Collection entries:
⁂
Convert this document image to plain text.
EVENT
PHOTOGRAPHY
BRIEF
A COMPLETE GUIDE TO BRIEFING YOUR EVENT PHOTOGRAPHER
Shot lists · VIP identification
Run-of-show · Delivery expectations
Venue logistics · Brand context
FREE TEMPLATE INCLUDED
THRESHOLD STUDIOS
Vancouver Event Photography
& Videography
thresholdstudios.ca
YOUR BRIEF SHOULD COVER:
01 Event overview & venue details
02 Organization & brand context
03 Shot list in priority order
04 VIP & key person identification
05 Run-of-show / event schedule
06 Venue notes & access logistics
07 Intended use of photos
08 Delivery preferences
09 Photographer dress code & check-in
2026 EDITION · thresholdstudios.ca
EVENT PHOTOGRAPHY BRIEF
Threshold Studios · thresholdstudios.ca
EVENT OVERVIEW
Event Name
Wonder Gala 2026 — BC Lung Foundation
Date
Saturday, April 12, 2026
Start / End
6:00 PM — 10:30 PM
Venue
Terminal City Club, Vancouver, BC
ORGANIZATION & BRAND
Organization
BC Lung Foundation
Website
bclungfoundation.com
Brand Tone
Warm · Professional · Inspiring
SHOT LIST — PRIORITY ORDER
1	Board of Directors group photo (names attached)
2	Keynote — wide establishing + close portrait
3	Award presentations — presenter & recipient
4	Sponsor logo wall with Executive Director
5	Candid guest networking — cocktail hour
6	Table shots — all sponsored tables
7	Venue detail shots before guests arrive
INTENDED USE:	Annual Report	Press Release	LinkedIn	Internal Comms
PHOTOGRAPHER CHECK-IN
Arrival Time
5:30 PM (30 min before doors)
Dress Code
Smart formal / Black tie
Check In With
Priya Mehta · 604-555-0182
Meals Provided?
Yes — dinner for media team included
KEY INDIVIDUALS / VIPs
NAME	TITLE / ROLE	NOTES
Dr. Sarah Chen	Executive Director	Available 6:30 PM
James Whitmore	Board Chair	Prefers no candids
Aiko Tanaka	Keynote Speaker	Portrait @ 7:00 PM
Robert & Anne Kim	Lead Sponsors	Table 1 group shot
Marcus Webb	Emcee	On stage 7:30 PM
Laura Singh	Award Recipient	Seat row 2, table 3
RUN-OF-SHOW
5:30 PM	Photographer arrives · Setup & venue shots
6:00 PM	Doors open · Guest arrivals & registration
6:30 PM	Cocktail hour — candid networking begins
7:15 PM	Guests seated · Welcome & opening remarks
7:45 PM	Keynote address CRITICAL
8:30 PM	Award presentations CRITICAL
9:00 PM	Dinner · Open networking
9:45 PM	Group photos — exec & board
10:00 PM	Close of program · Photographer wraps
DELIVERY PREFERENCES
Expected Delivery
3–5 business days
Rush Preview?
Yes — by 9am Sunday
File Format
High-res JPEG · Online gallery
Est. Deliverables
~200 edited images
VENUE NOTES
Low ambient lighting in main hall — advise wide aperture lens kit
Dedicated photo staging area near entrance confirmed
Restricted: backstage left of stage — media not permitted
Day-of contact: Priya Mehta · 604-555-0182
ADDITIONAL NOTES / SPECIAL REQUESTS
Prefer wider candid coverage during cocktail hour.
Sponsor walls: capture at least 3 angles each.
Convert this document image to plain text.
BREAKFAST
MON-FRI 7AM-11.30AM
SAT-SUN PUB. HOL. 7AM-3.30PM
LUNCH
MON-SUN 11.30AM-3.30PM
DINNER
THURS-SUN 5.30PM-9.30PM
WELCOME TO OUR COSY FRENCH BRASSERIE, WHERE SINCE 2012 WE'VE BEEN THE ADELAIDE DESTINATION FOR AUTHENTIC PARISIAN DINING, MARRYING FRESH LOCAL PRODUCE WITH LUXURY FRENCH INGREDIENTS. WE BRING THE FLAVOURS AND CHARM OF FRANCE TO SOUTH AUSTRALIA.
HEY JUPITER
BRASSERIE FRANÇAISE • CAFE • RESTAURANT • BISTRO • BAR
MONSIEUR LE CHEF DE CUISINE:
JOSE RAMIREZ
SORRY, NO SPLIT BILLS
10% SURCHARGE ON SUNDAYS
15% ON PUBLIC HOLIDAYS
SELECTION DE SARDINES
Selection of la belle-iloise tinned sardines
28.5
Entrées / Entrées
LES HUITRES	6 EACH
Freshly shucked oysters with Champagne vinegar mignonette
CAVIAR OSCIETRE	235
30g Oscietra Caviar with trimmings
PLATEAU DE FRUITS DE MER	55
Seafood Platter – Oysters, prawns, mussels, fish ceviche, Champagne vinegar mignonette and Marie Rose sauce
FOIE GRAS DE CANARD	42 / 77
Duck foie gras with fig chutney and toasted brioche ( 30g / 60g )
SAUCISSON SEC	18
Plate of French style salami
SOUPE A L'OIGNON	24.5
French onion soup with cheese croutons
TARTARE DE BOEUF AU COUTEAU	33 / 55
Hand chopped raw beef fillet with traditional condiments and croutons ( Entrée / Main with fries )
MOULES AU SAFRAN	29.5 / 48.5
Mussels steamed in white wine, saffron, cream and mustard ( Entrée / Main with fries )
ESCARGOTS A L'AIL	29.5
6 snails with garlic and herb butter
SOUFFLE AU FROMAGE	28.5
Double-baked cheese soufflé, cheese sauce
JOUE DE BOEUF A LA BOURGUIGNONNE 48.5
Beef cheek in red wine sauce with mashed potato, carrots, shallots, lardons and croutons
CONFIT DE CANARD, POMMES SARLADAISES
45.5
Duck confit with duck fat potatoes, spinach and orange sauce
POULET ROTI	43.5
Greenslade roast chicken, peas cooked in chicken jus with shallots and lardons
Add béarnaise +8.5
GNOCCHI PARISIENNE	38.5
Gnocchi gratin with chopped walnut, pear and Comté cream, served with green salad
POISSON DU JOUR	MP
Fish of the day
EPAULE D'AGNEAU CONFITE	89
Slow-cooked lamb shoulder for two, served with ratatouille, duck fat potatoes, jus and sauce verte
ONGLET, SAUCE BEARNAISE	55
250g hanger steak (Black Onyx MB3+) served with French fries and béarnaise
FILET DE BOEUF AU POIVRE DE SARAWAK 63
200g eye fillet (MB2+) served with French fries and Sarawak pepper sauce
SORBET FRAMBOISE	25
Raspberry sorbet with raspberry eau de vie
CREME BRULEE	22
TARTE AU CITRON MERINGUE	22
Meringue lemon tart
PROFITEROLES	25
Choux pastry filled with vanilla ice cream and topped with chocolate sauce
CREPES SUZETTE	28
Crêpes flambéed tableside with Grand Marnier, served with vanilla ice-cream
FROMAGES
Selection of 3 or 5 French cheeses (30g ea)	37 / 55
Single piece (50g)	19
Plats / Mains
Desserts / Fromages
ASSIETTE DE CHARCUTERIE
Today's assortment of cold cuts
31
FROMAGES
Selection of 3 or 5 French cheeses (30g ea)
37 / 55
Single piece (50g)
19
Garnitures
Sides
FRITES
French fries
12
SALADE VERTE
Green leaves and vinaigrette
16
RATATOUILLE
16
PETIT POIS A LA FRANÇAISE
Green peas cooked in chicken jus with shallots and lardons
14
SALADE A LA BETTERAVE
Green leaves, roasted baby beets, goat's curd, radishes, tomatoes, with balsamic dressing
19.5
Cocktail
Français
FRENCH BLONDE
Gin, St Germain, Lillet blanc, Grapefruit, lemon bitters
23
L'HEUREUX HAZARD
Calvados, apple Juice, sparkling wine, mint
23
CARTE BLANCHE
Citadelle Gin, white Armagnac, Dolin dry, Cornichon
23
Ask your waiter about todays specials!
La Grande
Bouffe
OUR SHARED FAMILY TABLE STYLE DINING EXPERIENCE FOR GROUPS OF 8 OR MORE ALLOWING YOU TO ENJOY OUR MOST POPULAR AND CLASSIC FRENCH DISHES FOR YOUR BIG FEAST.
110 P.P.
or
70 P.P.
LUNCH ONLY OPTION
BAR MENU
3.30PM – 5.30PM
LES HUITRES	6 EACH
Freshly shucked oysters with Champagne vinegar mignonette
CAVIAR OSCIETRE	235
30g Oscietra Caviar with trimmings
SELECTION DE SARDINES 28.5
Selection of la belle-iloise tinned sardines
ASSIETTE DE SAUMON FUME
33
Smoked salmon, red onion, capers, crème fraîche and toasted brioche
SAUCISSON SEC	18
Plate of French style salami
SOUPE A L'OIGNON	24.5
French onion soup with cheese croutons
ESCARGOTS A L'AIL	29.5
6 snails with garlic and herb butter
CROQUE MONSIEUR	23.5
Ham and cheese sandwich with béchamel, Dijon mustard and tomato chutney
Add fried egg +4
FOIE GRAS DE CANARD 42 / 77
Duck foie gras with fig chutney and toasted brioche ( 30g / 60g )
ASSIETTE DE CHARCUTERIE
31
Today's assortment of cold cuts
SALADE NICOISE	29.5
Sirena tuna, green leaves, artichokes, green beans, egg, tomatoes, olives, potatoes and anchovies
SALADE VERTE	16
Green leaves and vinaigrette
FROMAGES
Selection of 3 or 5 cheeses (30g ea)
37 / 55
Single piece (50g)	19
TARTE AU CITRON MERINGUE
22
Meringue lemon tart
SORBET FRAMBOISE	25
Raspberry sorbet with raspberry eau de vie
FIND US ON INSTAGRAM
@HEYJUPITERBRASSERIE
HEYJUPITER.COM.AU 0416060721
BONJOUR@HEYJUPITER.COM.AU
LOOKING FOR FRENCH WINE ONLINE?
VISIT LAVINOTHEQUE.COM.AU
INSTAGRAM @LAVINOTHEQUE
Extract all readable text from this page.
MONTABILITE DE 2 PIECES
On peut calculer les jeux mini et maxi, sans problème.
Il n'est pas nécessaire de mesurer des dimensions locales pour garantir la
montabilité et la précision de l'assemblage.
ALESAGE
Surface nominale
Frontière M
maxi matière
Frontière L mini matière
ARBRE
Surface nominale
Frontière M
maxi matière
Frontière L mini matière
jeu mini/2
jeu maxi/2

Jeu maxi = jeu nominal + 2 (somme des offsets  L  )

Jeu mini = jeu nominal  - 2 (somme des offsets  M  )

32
⁂
Direction:
Take the line with "Extract all readable text from this page." and all lines after it to the last line, and reproduce them exactly.

Reply:
Extract all readable text from this page.
MONTABILITE DE 2 PIECES
On peut calculer les jeux mini et maxi, sans problème.
Il n'est pas nécessaire de mesurer des dimensions locales pour garantir la
montabilité et la précision de l'assemblage.
ALESAGE
Surface nominale
Frontière M
maxi matière
Frontière L mini matière
ARBRE
Surface nominale
Frontière M
maxi matière
Frontière L mini matière
jeu mini/2
jeu maxi/2

Jeu maxi = jeu nominal + 2 (somme des offsets  L  )

Jeu mini = jeu nominal  - 2 (somme des offsets  M  )

32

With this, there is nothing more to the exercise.